--- PASSAGE SHOWN ---

By Peter Mead on Aug 7, 2019
Your introduction is not the place to proclaim the global impact this one message (via this one messenger) is going to have, or even has had.
The first moments of a message make a massive difference. Just jumping into the message without any real introduction is a wasted opportunity. But there is the other extreme to beware of too: the overly hyped intro.
Yesterday I sat down to watch a DVD set that I thought might work for the small groups in our church. They won’t work. The speaker, who I have enjoyed in the past, turned the introduction to a short series of messages into an infomercial of hype. The first ten minutes of the first message, and then the first five minutes of the second, were taken up with what felt like sales hype.
“I was speaking at a conference, but my message wasn’t working, so I turned to such and such a passage, and I didn’t know what I was going to say next, and then out came this message that I am going to share with you…” Which was followed by a bigger conference, tens of thousands, repeat of the message, lives transformed forever, etc., etc.
Maybe I am just too cynical. I know many Christians would love that and talk in eager tones about how amazing that experience was and how faithful God was, etc. But for me, this kind of “God gave me this miraculous and direct” type of introduction left an empty feeling. I also wonder how it would sound to someone on the fringes of the church.
An introduction to a message is not the place to tell your audience the global impact this one message (via this one messenger) is going to have, or even has had. By pointing listeners to other, bigger, international, church leader audiences, there is a sense in which the introduction is crossing some line we shouldn’t cross. Are these listeners now obligated to speak in exaggerated terms about the message? If the message is so powerful, wouldn’t that power hit home even without the opening sales pitch?

---

_GOAL 1_
Do these statements agree with the post on message introductions? (a) The writer decided the DVD set would suit the church's small groups. (b) Hype filled the first ten minutes of the first message. (c) The writer had never enjoyed this speaker before. Answer yes or no for each, quoting the deciding words.
_GOAL 2_
Can you take the post on message introductions further, writing on from its final paragraph?
The material after this point comes from a separate source.

--- STORED ROWS ---

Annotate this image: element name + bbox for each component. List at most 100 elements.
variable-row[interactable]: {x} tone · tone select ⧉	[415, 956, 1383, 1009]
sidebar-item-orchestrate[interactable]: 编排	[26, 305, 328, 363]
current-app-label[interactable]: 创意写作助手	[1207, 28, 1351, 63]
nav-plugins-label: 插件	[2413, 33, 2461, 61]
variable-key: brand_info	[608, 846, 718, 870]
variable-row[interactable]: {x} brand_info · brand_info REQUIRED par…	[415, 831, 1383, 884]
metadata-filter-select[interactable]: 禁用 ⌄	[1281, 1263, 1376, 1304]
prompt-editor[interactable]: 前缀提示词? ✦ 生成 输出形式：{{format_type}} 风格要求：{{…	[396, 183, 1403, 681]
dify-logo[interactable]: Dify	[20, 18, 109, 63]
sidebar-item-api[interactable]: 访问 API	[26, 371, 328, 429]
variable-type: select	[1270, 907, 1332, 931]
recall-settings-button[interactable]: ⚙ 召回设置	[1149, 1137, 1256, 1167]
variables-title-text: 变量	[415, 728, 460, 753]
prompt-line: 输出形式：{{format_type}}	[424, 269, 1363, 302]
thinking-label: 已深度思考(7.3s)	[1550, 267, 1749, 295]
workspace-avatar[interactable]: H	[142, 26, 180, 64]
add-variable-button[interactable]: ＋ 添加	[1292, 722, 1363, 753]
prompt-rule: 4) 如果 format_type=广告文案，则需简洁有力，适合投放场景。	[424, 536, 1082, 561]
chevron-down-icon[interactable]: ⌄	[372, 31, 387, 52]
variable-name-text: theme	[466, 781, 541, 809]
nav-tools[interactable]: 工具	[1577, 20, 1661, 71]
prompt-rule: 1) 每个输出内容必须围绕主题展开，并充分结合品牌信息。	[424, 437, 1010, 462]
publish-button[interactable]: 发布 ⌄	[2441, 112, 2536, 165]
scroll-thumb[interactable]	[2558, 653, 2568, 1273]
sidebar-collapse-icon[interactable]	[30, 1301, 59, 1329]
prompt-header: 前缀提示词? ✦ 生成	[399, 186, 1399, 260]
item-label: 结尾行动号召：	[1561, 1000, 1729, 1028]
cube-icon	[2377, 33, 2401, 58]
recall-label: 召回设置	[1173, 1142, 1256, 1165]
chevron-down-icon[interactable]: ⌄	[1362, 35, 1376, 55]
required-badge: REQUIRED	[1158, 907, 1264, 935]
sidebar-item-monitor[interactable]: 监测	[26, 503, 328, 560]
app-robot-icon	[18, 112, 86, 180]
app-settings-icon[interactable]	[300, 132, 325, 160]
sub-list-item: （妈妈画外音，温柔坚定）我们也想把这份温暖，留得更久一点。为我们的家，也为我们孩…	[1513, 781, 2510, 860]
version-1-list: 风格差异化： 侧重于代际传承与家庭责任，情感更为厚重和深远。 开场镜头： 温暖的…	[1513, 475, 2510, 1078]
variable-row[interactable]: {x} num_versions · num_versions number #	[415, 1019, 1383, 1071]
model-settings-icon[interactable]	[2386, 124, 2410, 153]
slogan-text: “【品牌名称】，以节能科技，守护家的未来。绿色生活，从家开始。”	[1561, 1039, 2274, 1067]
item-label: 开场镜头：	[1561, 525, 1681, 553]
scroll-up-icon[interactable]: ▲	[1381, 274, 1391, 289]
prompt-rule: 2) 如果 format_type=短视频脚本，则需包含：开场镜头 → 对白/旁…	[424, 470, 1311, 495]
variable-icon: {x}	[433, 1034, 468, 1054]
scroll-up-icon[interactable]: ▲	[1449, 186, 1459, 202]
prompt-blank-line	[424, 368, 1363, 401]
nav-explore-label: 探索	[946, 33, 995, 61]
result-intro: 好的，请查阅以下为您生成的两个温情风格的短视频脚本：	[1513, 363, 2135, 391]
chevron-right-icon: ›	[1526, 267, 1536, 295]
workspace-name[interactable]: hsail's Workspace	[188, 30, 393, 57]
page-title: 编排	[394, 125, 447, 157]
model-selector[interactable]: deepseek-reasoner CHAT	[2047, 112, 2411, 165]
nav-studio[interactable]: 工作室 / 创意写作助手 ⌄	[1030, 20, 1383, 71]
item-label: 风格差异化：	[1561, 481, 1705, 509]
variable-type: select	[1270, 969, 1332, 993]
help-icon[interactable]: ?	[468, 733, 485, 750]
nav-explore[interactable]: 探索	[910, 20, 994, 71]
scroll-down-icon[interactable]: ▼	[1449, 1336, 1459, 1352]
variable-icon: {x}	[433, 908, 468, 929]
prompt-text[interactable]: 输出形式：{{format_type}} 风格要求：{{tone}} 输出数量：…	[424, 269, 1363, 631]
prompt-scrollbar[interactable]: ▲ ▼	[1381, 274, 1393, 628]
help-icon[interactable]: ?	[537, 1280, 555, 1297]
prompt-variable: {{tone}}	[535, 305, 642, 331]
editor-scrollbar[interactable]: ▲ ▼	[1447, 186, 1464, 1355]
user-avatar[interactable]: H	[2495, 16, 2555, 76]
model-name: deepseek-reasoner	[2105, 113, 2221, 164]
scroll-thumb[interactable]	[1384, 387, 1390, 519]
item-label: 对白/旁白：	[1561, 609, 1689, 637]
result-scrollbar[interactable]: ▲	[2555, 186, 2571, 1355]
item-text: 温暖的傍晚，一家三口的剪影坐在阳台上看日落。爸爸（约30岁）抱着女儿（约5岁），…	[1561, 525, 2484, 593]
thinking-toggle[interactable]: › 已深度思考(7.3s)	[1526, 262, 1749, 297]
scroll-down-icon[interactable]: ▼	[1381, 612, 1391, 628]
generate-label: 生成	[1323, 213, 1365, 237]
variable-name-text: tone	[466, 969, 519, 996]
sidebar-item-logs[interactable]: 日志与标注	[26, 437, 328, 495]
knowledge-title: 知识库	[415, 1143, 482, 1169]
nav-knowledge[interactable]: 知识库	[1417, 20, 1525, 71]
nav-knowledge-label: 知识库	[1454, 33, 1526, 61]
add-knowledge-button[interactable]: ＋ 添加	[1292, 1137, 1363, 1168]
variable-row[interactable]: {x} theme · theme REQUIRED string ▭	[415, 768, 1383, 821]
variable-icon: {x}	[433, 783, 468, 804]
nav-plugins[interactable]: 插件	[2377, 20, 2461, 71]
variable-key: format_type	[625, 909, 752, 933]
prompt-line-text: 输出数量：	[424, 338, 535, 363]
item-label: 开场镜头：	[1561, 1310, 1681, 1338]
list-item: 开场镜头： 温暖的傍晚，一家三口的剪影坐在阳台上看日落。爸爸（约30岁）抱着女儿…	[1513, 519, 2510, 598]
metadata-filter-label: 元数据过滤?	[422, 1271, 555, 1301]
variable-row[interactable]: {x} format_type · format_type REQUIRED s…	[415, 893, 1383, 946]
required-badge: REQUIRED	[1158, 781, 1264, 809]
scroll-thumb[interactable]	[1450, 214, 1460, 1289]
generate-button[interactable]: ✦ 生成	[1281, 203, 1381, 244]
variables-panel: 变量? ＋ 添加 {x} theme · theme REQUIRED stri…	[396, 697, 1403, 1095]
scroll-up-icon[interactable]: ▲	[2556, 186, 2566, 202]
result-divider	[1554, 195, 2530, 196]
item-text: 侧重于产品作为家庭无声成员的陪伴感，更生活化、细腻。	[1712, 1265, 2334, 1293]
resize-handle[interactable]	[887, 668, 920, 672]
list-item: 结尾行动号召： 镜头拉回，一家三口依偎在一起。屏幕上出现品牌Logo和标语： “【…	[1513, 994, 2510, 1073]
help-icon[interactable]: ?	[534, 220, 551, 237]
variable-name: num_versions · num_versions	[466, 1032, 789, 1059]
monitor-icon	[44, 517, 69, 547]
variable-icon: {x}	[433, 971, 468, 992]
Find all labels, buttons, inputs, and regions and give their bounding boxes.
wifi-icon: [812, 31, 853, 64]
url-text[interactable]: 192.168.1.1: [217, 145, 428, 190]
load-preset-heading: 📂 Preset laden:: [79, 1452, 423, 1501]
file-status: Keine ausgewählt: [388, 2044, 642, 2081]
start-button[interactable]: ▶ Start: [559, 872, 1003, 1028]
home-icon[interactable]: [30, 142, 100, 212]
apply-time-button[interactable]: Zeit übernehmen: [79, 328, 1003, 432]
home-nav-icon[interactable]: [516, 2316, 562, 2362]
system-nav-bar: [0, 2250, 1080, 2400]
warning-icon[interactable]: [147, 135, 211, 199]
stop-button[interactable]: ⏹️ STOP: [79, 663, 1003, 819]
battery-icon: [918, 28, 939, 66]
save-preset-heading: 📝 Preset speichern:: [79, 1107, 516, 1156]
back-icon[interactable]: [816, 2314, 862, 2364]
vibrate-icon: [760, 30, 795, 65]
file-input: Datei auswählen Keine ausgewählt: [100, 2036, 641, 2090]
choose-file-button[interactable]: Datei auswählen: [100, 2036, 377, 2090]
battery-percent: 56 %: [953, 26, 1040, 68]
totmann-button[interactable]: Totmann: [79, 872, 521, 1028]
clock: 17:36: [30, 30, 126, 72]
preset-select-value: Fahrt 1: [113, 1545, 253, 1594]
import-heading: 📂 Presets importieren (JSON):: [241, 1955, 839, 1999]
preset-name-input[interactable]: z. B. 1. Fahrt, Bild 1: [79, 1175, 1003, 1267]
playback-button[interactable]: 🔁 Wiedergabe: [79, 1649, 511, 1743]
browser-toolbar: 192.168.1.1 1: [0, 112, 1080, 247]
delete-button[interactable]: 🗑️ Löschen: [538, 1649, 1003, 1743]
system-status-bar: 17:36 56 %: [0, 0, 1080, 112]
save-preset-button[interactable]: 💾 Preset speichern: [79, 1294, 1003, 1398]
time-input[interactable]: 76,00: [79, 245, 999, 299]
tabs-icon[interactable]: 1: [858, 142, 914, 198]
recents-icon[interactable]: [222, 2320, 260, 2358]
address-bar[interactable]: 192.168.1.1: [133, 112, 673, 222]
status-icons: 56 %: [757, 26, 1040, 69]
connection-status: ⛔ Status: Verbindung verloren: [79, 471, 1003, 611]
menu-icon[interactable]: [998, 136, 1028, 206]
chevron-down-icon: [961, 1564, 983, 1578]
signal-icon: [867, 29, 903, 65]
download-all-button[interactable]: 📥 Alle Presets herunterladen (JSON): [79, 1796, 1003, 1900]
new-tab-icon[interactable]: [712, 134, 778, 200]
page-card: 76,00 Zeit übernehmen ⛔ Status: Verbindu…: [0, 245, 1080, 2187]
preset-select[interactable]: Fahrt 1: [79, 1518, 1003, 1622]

---

_WRITTEN RESPONSE 1_
(a) No: "They won’t work."
(b) Yes: "The first ten minutes of the first message, and then the first five minutes of the second, were taken up with what felt like sales hype."
(c) No: "The speaker, who I have enjoyed in the past"

_WRITTEN RESPONSE 2_
Don’t get me wrong, the opposite extreme can be really unhelpful. That is, “turn with me to this passage…” and no attempt at forging a connection.
The introduction is the time to connect with your listeners, to connect them with their need for the message, and connect them with the passage with an engaged sense of anticipation.
But when the intro becomes sales hype, these connections become tenuous at best. They could feel disconnected from you, the speaker, because you are such an out-of-their-league big shot. They could feel disconnected from the message because God gave it somewhere else for other folks. They could feel disconnected from the passage, because the implication of your introduction is that direct revelation is what makes this message special. And they could feel a general distance from the whole scenario if they suspect any stretching of the truth in what you say.
Even if the hype is true, just introduce the message in a way that is relevant for this group of people and let God’s Word and God’s Spirit do his work. Introduce effectively, but hype and sales pitches aren’t necessary.